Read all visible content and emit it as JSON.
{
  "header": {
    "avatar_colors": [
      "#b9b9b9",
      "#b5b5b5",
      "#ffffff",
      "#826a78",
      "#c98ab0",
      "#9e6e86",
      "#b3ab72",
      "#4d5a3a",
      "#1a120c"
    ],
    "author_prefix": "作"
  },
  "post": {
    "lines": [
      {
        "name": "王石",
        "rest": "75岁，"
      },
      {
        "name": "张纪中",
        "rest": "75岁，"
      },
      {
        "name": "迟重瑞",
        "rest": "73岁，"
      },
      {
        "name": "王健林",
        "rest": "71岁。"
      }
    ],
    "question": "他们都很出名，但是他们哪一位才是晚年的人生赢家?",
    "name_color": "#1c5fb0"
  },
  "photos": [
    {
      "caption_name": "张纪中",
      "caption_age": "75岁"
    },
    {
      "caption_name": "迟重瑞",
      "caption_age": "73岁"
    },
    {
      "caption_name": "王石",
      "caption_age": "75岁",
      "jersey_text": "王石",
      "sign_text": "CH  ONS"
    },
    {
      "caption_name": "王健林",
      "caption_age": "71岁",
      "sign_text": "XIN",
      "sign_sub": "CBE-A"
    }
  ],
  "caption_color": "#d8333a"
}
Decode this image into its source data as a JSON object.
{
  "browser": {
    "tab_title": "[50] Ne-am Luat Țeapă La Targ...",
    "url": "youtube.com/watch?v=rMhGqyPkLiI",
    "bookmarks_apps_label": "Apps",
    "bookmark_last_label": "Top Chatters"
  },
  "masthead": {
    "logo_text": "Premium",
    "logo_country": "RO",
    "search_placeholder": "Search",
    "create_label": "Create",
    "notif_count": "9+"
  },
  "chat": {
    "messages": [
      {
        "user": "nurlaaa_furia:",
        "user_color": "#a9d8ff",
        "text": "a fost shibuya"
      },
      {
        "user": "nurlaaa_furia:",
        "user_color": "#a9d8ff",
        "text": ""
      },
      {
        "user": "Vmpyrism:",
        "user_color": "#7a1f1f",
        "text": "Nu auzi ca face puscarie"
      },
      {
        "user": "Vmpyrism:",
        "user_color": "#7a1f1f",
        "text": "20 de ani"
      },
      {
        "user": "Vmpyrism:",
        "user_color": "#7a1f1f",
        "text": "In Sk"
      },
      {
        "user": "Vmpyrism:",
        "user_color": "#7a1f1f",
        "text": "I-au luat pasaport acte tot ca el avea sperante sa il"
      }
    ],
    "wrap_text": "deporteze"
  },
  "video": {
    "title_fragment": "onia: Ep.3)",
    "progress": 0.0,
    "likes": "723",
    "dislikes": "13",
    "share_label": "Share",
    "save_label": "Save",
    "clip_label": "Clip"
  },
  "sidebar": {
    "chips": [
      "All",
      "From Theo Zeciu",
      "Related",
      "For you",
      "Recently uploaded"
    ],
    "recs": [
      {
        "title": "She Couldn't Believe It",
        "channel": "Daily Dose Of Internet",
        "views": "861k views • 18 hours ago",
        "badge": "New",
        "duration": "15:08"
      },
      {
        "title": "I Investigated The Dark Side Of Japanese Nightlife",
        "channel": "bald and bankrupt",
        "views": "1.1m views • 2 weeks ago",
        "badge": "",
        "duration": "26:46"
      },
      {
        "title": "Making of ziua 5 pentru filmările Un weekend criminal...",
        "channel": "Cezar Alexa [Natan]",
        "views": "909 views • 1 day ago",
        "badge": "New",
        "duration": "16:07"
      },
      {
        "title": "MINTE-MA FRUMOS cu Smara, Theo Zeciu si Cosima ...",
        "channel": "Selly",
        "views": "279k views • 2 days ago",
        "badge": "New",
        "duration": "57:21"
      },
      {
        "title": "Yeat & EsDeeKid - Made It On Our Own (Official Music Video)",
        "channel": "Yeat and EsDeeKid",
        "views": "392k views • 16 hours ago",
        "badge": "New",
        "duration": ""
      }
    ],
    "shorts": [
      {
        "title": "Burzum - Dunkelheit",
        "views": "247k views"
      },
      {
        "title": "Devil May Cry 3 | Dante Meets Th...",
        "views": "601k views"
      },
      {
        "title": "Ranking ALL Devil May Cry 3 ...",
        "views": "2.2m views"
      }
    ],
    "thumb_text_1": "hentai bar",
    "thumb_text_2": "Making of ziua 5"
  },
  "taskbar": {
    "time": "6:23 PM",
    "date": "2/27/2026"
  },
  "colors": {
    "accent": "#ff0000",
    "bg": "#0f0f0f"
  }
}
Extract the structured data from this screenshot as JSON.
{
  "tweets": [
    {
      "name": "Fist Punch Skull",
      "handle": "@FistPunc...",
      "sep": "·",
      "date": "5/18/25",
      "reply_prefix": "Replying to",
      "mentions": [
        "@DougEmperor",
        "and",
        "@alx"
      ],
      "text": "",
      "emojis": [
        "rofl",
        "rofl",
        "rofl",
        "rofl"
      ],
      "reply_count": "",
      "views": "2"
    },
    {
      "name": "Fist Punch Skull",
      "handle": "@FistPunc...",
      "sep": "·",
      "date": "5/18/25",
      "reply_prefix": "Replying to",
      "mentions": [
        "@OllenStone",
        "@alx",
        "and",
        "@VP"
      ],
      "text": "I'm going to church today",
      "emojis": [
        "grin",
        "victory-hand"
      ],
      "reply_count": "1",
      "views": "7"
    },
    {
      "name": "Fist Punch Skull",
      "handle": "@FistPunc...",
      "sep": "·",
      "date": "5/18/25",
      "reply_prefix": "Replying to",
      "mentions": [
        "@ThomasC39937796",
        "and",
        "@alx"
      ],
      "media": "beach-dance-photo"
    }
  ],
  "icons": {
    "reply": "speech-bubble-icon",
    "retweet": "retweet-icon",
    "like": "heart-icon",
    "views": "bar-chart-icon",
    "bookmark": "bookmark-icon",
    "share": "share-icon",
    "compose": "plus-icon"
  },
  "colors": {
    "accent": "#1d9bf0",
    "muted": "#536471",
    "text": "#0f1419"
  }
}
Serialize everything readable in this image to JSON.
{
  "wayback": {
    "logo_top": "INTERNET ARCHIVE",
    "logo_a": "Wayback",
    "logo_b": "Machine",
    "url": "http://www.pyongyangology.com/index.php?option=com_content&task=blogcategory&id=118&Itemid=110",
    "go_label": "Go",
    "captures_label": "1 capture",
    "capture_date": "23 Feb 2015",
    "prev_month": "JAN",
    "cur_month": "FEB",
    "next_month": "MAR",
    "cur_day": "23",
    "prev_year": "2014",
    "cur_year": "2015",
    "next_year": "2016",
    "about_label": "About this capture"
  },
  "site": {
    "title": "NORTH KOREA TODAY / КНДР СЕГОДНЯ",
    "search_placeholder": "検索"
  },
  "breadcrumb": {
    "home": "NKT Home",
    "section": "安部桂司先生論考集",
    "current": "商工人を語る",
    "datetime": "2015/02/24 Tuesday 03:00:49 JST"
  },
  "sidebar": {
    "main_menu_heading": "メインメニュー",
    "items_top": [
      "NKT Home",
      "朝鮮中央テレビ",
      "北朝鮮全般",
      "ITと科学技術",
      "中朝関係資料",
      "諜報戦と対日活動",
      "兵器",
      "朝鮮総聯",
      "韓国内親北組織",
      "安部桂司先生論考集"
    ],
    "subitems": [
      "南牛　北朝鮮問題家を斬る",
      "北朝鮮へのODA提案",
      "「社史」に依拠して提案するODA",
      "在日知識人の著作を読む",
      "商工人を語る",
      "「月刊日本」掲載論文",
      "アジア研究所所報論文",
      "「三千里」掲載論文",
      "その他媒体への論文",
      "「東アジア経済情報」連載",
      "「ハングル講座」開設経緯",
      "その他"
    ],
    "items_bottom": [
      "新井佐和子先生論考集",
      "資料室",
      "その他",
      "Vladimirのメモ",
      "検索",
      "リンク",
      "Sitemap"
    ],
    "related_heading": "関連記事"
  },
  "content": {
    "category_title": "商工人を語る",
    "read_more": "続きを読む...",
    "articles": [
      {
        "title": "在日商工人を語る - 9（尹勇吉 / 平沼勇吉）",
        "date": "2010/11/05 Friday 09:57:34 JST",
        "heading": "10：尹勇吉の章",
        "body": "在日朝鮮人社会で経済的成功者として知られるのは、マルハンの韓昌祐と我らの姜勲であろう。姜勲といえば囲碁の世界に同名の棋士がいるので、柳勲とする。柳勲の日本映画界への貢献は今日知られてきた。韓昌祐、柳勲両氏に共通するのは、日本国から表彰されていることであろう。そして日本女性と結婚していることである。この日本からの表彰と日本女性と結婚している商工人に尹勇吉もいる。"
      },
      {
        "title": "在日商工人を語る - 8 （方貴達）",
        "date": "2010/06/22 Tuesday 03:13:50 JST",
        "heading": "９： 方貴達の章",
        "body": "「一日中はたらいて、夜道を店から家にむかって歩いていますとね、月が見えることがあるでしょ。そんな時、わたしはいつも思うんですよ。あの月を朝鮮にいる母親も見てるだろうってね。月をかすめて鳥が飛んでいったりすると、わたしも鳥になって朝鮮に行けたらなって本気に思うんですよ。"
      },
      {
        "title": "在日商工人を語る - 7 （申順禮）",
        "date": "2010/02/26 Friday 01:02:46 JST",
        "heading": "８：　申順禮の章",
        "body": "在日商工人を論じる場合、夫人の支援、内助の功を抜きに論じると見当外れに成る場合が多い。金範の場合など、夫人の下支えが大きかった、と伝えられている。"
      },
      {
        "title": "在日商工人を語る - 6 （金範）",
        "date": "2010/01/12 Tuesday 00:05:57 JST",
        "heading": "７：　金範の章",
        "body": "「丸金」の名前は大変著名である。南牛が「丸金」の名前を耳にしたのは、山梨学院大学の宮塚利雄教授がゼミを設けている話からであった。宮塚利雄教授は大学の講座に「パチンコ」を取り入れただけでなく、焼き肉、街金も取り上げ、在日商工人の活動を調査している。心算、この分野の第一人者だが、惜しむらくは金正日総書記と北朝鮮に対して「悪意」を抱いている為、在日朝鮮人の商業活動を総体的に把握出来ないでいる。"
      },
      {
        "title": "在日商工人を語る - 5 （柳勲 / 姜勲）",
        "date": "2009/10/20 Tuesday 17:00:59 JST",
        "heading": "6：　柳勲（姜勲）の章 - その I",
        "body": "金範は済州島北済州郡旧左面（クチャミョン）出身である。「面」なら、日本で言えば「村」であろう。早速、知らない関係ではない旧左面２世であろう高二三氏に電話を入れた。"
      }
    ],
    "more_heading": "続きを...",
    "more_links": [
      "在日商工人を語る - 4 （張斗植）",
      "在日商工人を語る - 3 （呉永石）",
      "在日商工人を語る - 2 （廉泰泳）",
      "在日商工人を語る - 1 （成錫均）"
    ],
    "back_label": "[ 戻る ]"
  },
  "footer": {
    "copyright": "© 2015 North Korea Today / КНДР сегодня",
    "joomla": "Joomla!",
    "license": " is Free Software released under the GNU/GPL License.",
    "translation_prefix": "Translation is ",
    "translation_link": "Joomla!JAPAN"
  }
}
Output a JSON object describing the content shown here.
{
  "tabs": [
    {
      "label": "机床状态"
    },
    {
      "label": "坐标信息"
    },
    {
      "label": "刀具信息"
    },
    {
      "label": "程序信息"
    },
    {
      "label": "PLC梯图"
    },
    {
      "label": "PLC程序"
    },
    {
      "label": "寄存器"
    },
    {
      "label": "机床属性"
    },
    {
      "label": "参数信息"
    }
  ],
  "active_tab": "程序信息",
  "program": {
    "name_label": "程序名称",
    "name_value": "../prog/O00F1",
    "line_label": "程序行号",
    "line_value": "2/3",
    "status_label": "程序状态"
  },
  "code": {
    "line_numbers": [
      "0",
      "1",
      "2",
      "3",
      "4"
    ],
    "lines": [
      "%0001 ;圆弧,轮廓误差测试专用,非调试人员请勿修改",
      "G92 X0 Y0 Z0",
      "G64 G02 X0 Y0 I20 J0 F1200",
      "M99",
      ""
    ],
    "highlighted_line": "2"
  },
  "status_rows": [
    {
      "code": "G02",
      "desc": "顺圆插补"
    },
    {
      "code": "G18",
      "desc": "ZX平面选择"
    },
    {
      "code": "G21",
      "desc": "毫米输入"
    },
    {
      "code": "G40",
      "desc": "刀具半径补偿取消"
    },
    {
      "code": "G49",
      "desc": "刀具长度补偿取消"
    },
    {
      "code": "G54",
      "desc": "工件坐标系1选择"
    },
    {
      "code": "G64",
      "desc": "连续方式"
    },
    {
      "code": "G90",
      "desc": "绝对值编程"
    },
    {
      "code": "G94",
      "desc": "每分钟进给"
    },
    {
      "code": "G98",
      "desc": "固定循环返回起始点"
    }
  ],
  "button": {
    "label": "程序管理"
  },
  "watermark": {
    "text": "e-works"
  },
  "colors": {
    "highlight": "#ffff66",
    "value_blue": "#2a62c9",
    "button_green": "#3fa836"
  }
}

- Exercise goal -
Which lines contain the word "Tuesday"? Copy each one.

- Response -
    "datetime": "2015/02/24 Tuesday 03:00:49 JST"
        "date": "2010/06/22 Tuesday 03:13:50 JST",
        "date": "2010/01/12 Tuesday 00:05:57 JST",
        "date": "2009/10/20 Tuesday 17:00:59 JST",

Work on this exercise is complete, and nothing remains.